__Source data__
---

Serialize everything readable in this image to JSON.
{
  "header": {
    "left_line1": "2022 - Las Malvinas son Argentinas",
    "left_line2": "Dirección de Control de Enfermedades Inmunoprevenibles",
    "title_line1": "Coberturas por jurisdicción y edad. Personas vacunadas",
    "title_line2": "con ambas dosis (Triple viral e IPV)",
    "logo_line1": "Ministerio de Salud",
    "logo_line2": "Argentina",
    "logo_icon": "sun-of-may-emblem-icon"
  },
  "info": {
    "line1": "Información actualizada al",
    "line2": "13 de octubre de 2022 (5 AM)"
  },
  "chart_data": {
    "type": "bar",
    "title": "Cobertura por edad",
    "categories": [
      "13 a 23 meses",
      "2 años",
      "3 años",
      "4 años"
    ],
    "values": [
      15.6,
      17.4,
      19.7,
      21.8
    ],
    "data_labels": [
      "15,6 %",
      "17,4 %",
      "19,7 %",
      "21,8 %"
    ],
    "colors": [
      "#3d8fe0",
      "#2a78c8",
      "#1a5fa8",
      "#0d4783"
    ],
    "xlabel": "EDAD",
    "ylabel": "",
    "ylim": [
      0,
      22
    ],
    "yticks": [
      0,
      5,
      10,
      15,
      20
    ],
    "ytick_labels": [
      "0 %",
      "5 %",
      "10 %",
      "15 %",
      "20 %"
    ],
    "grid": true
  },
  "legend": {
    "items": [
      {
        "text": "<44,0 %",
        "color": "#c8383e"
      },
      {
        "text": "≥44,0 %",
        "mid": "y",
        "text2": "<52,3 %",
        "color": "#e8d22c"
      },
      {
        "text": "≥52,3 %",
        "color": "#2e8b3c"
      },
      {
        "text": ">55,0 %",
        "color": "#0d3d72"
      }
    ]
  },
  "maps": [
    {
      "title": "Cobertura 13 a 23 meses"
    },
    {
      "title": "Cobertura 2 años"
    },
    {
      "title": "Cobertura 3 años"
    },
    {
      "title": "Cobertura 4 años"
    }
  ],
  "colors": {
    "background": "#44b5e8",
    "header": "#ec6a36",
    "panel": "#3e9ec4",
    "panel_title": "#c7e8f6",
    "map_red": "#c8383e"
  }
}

---

__Exercise brief__
Copy each line above containing the string "años".

__Finished exercise__
      "2 años",
      "3 años",
      "4 años"
      "title": "Cobertura 2 años"
      "title": "Cobertura 3 años"
      "title": "Cobertura 4 años"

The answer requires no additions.